*What the task requires*
Write out all the entries word for word, but skip any images.

*Listed records*
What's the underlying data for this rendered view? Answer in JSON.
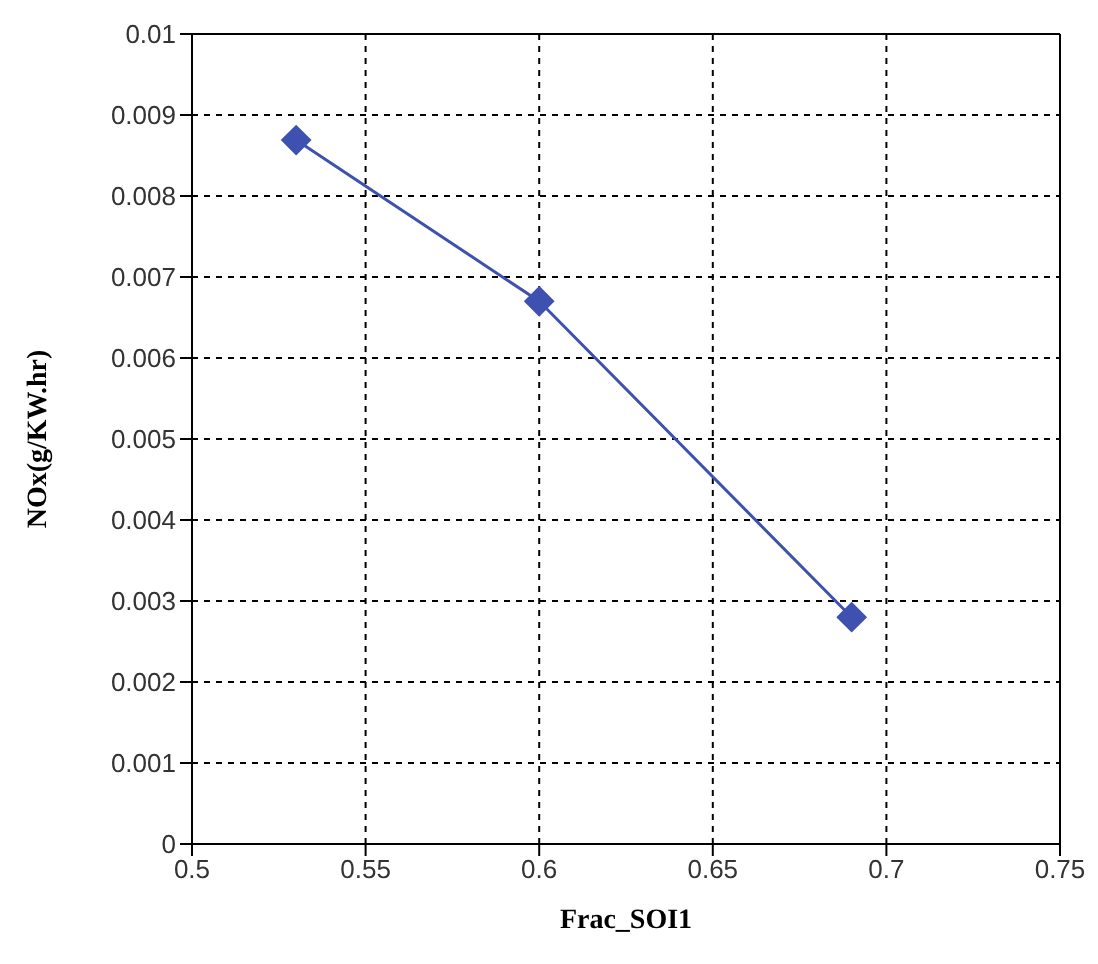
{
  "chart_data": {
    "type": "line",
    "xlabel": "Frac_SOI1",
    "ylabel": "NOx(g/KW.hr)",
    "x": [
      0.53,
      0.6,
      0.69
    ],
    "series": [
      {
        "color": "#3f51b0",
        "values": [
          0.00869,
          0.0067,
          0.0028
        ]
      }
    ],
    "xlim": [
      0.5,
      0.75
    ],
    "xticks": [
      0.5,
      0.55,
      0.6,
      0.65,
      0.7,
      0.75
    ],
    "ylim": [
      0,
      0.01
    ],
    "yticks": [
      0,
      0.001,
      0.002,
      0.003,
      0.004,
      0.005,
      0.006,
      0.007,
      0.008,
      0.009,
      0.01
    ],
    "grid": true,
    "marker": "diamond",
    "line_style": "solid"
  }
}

*The result*
What's the underlying data for this rendered view? Answer in JSON.
{
  "chart_data": {
    "type": "line",
    "xlabel": "Frac_SOI1",
    "ylabel": "NOx(g/KW.hr)",
    "x": [
      0.53,
      0.6,
      0.69
    ],
    "series": [
      {
        "color": "#3f51b0",
        "values": [
          0.00869,
          0.0067,
          0.0028
        ]
      }
    ],
    "xlim": [
      0.5,
      0.75
    ],
    "xticks": [
      0.5,
      0.55,
      0.6,
      0.65,
      0.7,
      0.75
    ],
    "ylim": [
      0,
      0.01
    ],
    "yticks": [
      0,
      0.001,
      0.002,
      0.003,
      0.004,
      0.005,
      0.006,
      0.007,
      0.008,
      0.009,
      0.01
    ],
    "grid": true,
    "marker": "diamond",
    "line_style": "solid"
  }
}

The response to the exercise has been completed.